▶ [Exercise brief]: Check each line for the string "인천시가" and give only the count of lines that have it.

Data records

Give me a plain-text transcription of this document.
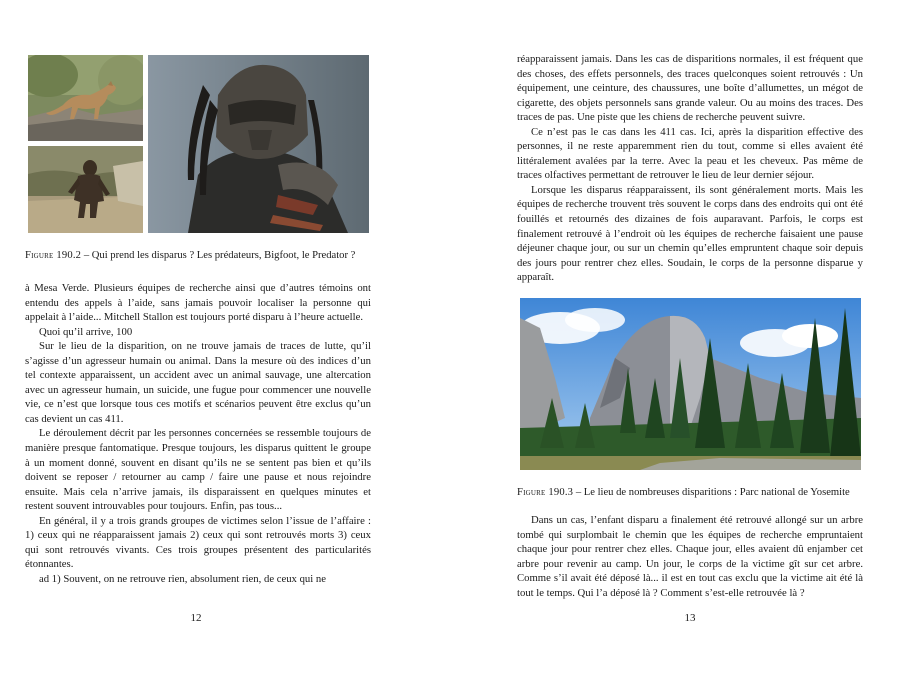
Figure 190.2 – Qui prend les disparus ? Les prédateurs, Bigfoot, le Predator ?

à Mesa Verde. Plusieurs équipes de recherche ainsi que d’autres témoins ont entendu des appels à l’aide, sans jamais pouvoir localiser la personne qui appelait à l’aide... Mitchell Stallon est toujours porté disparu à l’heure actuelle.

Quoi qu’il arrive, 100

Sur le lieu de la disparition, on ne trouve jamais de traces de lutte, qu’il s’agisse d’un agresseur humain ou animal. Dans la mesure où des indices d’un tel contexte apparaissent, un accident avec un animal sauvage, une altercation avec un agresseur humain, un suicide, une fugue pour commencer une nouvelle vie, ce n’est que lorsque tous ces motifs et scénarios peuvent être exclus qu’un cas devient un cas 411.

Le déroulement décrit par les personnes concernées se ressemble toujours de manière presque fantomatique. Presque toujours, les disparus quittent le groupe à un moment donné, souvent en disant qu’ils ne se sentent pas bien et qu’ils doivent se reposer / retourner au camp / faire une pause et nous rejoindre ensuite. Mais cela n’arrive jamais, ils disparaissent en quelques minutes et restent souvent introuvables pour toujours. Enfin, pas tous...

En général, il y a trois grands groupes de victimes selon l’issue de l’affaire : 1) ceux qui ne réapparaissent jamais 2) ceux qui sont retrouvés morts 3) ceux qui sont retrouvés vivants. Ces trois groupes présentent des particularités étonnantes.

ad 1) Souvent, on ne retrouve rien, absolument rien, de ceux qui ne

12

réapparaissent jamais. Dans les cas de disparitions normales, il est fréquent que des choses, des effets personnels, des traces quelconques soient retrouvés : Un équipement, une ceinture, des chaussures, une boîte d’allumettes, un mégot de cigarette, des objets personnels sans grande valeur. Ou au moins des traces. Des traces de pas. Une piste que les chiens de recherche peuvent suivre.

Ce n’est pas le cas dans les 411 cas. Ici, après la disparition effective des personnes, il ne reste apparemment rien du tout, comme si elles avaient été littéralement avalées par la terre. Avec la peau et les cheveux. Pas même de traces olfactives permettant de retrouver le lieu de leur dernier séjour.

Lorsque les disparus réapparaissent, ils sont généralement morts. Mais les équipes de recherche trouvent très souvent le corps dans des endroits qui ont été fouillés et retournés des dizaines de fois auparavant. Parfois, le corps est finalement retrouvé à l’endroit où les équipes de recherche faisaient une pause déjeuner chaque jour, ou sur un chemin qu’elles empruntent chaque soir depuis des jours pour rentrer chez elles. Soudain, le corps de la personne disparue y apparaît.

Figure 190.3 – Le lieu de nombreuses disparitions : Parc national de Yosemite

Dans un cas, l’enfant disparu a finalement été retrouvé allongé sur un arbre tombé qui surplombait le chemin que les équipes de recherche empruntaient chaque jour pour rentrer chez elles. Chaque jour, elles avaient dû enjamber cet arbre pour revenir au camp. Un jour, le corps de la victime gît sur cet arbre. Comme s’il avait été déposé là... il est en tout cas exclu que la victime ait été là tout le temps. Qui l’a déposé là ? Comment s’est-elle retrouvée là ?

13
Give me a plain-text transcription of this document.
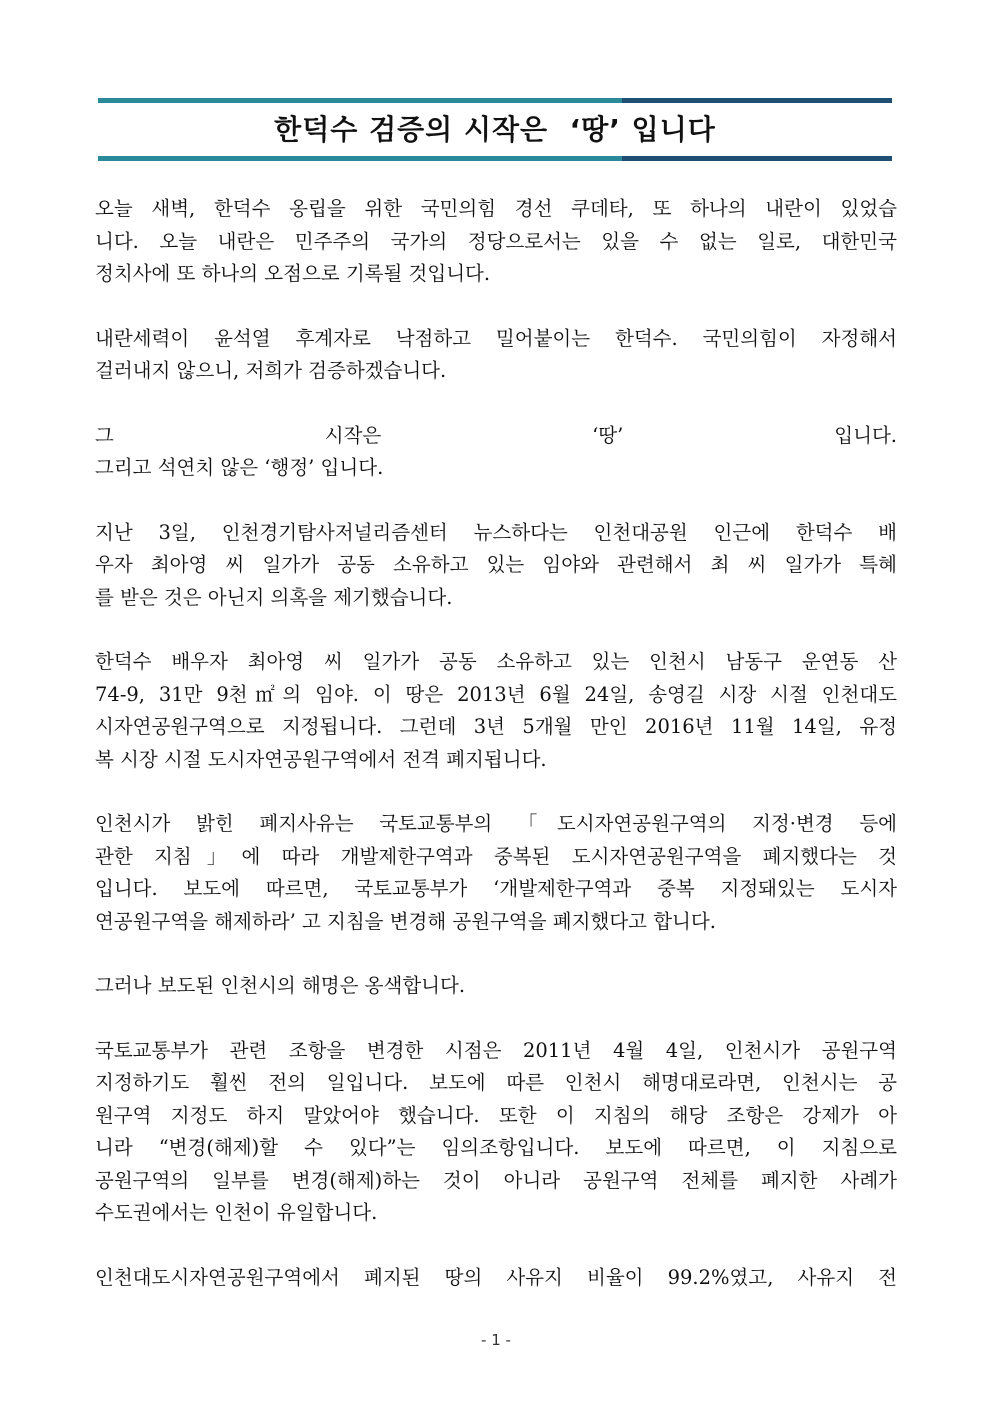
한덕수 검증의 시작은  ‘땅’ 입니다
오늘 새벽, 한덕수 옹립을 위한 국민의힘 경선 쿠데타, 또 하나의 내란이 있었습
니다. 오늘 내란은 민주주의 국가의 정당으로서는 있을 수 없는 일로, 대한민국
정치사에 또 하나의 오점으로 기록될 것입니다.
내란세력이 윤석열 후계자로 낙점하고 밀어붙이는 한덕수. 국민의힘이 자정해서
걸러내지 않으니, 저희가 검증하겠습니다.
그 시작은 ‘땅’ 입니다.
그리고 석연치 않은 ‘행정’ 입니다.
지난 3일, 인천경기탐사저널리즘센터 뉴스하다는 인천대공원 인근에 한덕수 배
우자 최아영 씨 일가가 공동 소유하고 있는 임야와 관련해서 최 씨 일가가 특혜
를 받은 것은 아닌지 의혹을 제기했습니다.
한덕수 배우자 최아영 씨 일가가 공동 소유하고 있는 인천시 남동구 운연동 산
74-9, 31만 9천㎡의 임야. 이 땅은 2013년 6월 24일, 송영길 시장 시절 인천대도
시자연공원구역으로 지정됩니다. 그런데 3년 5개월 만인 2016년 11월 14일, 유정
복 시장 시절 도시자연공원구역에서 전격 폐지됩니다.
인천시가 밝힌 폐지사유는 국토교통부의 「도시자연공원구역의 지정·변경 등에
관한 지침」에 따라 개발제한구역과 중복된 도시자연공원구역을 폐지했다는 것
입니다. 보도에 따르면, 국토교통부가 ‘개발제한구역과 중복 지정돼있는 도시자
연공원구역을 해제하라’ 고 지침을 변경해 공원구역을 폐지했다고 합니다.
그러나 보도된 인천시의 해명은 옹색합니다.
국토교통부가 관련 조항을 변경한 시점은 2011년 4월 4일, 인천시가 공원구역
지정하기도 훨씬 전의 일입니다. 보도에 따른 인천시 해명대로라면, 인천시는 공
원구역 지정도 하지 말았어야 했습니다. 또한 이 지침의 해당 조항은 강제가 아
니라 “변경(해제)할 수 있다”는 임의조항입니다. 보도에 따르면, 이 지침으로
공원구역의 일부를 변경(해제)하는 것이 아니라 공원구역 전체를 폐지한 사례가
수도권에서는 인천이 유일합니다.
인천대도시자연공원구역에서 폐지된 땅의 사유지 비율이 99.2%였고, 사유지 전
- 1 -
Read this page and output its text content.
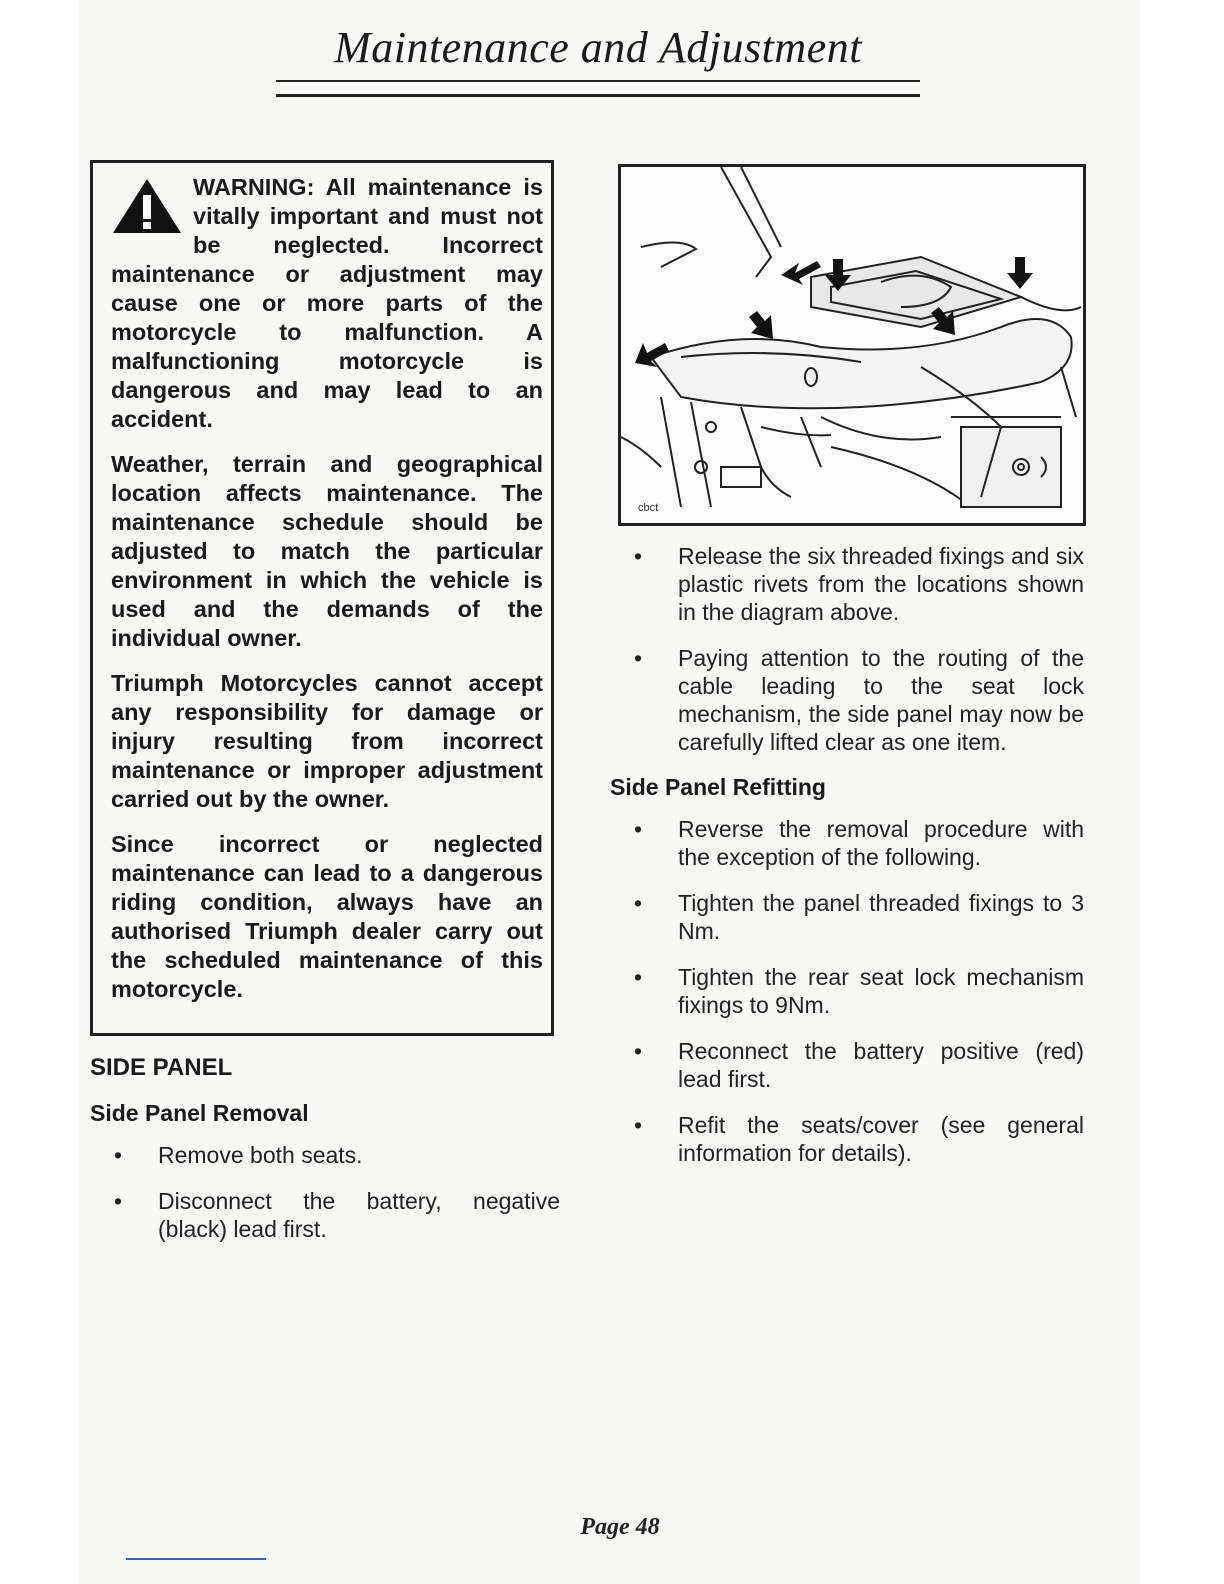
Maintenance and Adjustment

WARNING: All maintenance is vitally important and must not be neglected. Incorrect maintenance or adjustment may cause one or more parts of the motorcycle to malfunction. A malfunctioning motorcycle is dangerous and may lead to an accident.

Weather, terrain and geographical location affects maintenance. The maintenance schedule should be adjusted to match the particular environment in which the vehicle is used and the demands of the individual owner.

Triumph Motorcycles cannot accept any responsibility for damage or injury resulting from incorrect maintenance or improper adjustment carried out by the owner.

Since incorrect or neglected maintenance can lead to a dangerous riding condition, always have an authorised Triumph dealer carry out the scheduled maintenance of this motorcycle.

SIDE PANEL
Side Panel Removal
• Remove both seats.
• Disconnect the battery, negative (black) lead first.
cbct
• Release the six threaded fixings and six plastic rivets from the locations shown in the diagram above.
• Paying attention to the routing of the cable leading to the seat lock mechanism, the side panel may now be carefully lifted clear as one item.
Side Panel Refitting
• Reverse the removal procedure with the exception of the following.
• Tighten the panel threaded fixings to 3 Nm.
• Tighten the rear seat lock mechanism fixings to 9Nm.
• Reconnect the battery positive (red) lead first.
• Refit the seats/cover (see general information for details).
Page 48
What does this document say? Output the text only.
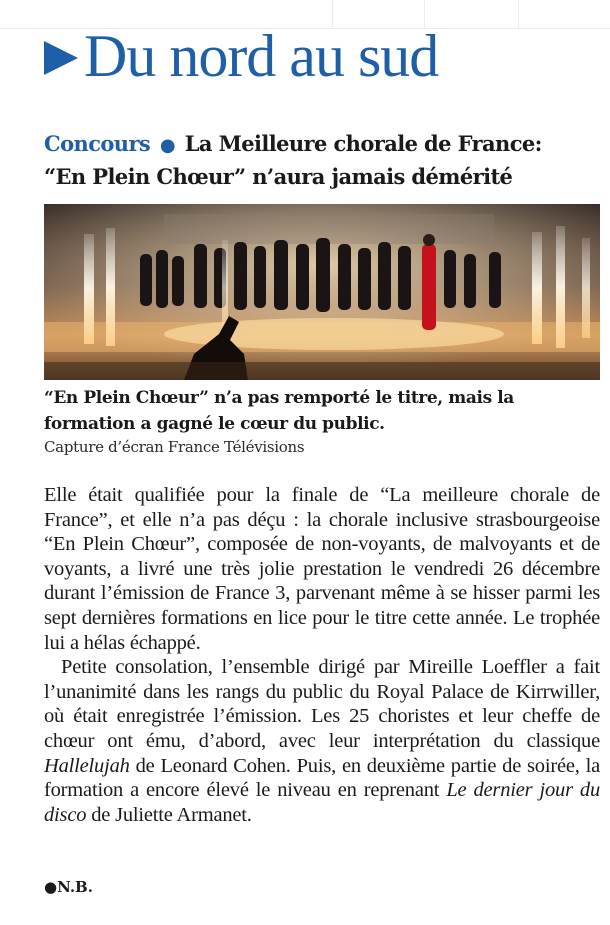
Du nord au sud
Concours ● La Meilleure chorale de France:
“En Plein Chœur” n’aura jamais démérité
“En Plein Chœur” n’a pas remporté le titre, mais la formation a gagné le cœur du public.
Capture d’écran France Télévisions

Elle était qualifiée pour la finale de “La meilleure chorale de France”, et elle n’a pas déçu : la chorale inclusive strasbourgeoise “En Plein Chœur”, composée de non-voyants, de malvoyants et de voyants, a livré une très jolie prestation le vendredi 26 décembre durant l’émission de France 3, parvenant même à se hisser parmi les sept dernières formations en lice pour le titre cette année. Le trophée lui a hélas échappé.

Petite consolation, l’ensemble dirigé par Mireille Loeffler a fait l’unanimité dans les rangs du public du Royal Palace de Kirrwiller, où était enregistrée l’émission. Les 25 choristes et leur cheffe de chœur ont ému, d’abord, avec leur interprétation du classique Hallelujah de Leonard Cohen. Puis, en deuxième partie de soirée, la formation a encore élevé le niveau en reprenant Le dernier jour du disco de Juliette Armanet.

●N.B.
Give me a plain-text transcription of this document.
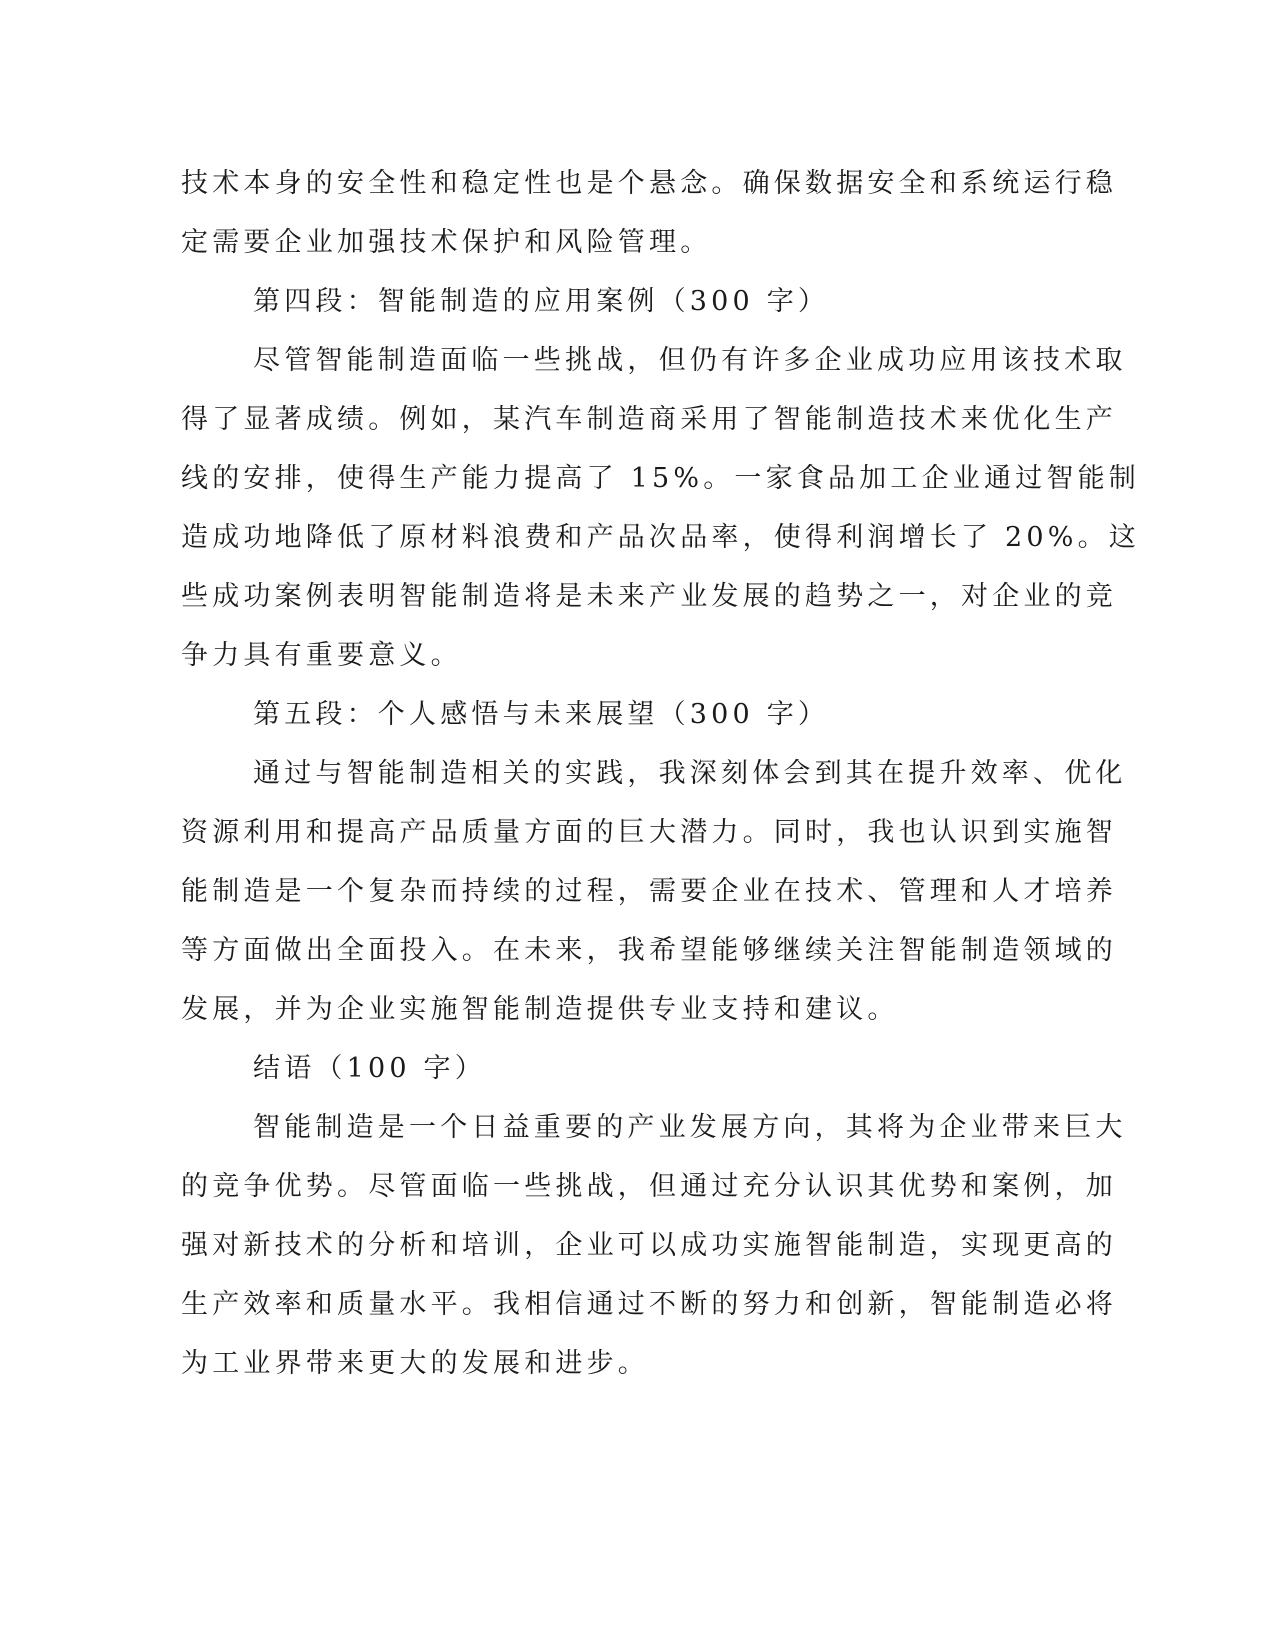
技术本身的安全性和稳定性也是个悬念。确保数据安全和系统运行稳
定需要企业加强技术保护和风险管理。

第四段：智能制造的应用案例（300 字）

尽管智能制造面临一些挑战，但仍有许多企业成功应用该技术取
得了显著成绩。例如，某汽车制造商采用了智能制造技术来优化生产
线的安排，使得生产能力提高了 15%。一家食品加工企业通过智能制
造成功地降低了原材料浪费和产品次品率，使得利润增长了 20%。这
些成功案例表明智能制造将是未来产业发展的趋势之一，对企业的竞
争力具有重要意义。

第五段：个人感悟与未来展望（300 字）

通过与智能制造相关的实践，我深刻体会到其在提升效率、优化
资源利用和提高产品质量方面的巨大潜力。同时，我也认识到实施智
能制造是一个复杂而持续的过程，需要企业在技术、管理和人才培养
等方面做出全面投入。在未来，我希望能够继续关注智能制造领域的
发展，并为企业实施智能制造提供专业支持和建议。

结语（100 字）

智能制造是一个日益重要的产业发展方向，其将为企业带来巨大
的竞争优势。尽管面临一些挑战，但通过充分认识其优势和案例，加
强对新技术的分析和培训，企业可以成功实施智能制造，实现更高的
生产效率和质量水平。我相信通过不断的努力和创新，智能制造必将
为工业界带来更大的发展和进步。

▶ [Response to this exercise]: 2